WORK INSTRUCTIONS. Below are the records. List every line holding the word "bullet".

RAW DATA.
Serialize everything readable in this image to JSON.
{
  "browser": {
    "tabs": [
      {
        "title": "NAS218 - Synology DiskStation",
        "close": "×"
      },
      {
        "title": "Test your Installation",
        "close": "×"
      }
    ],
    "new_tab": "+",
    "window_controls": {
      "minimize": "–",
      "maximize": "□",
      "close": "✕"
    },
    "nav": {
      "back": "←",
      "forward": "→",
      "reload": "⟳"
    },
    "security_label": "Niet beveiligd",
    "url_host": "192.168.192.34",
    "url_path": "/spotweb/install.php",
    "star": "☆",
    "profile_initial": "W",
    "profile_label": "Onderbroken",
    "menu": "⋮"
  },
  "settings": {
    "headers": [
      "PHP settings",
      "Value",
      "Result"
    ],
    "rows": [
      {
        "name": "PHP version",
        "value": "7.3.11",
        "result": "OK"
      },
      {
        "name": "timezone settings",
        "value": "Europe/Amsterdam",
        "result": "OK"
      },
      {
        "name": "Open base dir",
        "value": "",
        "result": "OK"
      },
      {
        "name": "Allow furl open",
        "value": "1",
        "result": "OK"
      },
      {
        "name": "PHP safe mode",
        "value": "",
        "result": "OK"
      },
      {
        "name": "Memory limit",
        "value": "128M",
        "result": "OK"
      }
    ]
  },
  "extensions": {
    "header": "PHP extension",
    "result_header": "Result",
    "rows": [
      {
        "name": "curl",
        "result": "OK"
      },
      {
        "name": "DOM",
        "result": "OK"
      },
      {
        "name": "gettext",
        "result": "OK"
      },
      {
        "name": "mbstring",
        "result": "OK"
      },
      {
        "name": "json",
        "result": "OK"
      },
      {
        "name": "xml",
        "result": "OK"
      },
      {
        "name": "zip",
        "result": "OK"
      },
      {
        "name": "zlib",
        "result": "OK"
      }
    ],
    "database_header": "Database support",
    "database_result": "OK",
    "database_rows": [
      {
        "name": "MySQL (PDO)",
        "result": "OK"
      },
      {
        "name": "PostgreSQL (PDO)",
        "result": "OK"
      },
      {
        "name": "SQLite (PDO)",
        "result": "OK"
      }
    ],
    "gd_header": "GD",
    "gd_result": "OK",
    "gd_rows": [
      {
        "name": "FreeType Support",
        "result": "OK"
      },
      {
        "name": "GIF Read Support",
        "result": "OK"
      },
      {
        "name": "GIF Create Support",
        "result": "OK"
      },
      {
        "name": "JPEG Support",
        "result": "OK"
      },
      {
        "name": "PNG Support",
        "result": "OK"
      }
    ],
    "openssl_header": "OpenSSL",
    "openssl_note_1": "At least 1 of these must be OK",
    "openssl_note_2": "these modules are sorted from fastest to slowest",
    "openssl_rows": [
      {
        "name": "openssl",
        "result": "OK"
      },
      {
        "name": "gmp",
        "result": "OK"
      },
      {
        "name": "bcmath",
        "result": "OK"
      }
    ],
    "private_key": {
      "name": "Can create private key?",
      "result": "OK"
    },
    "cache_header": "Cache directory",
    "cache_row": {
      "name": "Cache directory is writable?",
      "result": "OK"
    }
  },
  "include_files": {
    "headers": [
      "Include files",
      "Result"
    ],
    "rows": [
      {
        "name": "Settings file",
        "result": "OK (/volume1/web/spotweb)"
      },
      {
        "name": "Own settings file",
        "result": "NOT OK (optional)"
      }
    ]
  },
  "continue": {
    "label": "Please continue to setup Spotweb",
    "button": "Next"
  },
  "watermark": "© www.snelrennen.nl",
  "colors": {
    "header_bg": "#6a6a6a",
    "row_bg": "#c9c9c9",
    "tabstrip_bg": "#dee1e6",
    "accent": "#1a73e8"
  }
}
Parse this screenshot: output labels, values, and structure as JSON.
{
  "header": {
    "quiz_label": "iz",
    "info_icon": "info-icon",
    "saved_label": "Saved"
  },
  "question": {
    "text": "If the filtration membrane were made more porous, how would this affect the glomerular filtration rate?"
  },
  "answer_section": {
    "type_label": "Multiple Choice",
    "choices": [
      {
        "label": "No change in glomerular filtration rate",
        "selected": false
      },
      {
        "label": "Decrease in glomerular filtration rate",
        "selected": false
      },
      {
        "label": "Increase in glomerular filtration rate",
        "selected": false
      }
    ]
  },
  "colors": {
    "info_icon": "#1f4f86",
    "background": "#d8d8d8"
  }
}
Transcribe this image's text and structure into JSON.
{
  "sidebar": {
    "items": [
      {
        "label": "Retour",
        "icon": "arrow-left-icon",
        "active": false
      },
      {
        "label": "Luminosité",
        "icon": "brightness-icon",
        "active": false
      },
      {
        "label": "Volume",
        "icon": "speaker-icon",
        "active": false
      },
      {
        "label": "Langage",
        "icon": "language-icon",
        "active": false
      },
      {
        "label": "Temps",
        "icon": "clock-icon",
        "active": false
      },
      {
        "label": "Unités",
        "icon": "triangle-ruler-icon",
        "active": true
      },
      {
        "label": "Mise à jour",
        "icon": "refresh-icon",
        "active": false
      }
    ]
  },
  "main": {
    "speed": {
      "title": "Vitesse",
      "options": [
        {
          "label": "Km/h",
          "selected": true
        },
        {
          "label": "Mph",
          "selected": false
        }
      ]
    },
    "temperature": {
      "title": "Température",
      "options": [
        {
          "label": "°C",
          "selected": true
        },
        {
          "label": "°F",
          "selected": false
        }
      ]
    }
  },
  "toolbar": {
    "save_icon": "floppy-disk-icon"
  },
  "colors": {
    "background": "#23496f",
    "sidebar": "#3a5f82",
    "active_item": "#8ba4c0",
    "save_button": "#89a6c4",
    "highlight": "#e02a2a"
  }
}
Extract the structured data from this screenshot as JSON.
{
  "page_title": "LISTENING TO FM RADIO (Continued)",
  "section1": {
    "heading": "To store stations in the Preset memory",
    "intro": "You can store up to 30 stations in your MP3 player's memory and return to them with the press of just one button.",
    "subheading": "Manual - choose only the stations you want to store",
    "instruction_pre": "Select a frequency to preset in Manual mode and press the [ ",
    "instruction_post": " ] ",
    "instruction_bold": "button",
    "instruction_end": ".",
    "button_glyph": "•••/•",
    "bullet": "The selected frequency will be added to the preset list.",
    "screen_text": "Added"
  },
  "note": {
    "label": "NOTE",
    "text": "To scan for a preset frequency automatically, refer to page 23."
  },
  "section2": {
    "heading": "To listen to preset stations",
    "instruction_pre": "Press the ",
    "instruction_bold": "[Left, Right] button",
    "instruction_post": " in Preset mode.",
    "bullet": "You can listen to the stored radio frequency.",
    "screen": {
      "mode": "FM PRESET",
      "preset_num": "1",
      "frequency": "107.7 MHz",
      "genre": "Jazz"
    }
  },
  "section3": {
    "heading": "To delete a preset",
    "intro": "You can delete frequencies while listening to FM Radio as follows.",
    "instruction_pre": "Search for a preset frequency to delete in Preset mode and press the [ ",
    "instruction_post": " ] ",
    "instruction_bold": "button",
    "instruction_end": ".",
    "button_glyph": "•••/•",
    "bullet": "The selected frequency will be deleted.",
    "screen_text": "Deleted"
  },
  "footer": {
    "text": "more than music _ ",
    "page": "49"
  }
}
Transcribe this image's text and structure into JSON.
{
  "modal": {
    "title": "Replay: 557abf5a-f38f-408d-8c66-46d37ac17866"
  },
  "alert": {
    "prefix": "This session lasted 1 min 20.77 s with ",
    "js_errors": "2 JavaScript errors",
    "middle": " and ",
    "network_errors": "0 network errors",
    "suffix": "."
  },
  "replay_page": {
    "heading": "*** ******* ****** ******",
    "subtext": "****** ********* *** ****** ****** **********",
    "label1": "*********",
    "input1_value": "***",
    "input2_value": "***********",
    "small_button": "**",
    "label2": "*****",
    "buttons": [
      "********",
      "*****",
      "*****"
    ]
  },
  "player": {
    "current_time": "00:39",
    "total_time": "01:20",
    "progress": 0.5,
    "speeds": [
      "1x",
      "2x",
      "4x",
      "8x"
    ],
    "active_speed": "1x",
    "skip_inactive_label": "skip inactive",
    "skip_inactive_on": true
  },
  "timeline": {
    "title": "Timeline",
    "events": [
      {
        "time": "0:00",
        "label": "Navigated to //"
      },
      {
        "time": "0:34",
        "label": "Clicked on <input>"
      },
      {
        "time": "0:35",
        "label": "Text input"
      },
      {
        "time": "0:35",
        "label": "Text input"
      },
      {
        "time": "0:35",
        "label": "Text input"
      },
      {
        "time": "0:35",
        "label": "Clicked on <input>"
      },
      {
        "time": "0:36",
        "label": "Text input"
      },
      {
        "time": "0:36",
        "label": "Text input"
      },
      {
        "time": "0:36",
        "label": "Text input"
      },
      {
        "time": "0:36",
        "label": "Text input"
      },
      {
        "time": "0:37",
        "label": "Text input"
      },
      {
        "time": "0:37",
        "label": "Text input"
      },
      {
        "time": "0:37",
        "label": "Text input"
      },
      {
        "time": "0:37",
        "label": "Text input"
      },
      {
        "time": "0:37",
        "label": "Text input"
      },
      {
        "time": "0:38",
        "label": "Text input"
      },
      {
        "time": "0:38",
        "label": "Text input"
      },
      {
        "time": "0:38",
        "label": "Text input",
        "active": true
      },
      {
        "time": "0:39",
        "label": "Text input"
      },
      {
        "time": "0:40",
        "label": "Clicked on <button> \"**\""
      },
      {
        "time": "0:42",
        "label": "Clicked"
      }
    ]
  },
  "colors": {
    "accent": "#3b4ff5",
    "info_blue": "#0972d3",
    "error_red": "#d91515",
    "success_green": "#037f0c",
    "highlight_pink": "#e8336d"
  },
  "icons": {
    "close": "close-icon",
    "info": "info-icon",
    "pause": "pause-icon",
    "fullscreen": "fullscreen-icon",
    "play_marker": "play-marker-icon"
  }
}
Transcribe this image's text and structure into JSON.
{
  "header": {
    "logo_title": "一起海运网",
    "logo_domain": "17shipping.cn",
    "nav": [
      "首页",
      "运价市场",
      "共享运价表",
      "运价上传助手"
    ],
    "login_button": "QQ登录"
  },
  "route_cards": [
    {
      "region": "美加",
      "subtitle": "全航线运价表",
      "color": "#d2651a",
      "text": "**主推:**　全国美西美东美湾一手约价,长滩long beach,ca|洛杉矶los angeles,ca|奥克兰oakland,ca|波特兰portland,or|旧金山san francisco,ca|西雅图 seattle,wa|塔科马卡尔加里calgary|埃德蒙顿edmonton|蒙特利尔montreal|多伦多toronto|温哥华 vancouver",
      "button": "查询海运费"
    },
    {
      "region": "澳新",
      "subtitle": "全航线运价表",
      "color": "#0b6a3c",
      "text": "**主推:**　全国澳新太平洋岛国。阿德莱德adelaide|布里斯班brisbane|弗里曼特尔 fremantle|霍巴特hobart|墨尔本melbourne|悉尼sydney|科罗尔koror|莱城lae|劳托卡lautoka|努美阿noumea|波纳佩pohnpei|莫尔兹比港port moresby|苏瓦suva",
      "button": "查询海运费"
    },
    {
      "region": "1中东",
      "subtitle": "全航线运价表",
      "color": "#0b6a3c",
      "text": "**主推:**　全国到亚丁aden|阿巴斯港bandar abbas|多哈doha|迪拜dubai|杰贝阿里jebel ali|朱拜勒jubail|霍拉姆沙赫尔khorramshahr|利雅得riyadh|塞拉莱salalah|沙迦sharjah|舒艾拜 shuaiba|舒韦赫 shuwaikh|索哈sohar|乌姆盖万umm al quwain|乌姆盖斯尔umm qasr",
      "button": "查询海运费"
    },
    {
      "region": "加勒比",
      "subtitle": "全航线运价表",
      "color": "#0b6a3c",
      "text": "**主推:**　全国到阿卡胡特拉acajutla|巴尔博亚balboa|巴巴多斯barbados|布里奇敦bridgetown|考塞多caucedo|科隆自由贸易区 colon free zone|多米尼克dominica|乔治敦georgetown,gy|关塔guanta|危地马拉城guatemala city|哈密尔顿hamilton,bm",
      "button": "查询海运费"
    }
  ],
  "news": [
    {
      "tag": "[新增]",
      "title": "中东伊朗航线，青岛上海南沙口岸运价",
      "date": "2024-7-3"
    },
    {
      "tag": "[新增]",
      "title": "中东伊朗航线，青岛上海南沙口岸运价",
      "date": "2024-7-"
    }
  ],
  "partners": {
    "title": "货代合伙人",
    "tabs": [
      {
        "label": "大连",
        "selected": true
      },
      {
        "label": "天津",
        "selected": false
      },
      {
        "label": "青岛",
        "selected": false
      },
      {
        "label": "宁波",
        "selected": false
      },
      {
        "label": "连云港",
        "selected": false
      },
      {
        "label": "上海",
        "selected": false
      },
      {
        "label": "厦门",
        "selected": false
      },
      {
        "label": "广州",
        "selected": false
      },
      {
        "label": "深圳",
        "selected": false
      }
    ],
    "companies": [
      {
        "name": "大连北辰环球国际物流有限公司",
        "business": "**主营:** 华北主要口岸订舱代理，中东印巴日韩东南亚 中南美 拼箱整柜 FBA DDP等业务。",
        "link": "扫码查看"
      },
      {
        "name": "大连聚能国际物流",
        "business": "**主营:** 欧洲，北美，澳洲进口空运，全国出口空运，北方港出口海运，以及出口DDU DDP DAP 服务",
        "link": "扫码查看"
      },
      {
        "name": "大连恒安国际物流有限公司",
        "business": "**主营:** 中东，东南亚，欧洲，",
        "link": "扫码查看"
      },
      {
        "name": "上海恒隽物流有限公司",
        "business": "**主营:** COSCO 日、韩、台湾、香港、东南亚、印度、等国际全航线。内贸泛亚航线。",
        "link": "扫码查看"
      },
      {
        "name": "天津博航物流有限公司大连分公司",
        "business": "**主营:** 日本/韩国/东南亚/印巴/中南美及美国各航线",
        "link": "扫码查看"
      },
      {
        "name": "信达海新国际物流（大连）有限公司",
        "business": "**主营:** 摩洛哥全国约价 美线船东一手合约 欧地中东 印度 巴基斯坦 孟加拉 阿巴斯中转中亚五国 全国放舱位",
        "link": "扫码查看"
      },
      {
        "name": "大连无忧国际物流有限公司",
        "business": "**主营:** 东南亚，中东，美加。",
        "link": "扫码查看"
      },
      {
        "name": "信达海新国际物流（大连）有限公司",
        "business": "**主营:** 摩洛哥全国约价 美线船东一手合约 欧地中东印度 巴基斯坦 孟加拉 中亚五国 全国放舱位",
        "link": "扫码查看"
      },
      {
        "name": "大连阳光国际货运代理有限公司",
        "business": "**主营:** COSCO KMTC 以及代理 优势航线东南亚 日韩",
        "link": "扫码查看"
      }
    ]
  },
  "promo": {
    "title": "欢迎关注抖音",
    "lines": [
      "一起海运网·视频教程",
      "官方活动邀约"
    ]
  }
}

OUTPUT FOR THIS TASK.
    "bullet": "The selected frequency will be added to the preset list.",
    "bullet": "You can listen to the stored radio frequency.",
    "bullet": "The selected frequency will be deleted.",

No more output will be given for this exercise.